THE TASK: Restate, word for word, the run of lines that starts at the line containing "Read all visible content and emit it as JSON." and ends with the final line of the listing. Leave pictures out.

(A block of data)
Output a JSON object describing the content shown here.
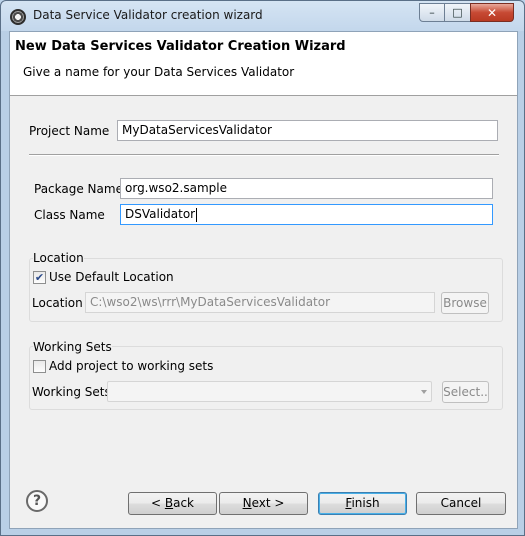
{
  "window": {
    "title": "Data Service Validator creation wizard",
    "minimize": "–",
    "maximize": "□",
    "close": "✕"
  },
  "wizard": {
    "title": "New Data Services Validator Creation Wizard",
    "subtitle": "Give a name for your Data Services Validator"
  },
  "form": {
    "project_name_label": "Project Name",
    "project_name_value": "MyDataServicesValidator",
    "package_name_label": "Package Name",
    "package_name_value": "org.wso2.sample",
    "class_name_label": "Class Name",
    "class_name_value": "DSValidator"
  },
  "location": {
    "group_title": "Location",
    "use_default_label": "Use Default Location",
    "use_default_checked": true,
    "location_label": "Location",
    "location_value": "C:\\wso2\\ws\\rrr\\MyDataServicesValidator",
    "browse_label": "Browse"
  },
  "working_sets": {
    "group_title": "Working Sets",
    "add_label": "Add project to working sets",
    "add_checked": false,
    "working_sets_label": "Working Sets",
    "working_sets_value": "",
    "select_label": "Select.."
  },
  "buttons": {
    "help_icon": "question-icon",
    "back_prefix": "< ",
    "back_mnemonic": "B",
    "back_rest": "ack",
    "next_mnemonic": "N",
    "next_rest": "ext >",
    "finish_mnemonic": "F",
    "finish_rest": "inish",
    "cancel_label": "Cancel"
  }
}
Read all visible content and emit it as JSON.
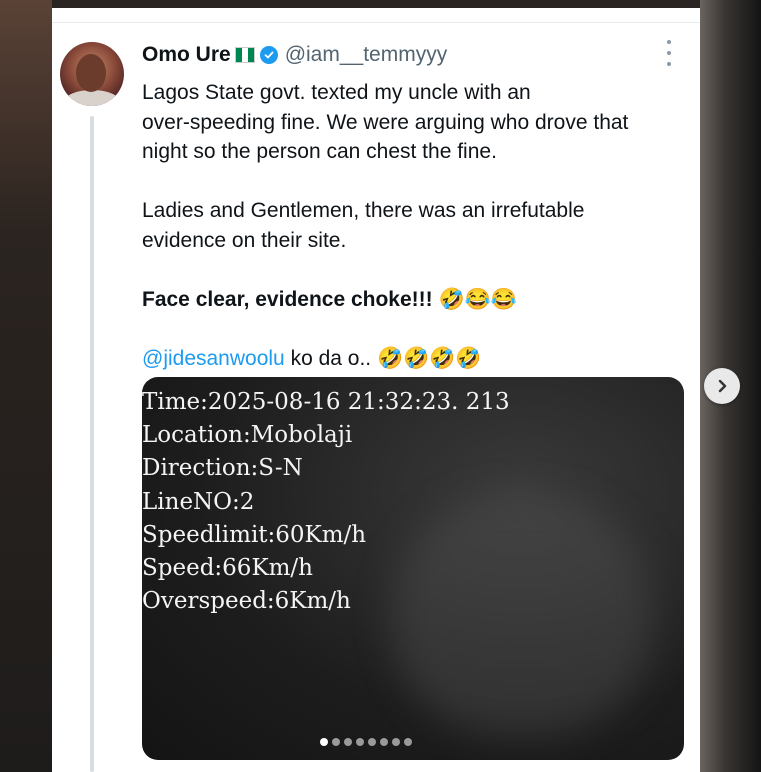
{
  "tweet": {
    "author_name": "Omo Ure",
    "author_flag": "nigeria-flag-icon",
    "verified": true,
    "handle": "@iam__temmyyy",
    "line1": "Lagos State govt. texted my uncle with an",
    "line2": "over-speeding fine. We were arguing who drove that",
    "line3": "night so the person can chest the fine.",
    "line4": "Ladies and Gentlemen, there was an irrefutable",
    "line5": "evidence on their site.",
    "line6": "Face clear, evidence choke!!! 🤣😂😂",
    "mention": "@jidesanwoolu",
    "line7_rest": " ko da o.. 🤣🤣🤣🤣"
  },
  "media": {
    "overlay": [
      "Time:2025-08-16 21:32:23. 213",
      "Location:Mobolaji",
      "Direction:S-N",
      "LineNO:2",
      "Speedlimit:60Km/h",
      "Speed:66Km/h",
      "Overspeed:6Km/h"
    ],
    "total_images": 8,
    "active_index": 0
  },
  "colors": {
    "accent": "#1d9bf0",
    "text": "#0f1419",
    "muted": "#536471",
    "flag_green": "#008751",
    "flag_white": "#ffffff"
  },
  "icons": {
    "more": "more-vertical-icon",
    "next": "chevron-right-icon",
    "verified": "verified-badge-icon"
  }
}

ANSWER TO THIS EXERCISE:
Read all visible content and emit it as JSON.
{
  "tweet": {
    "author_name": "Omo Ure",
    "author_flag": "nigeria-flag-icon",
    "verified": true,
    "handle": "@iam__temmyyy",
    "line1": "Lagos State govt. texted my uncle with an",
    "line2": "over-speeding fine. We were arguing who drove that",
    "line3": "night so the person can chest the fine.",
    "line4": "Ladies and Gentlemen, there was an irrefutable",
    "line5": "evidence on their site.",
    "line6": "Face clear, evidence choke!!! 🤣😂😂",
    "mention": "@jidesanwoolu",
    "line7_rest": " ko da o.. 🤣🤣🤣🤣"
  },
  "media": {
    "overlay": [
      "Time:2025-08-16 21:32:23. 213",
      "Location:Mobolaji",
      "Direction:S-N",
      "LineNO:2",
      "Speedlimit:60Km/h",
      "Speed:66Km/h",
      "Overspeed:6Km/h"
    ],
    "total_images": 8,
    "active_index": 0
  },
  "colors": {
    "accent": "#1d9bf0",
    "text": "#0f1419",
    "muted": "#536471",
    "flag_green": "#008751",
    "flag_white": "#ffffff"
  },
  "icons": {
    "more": "more-vertical-icon",
    "next": "chevron-right-icon",
    "verified": "verified-badge-icon"
  }
}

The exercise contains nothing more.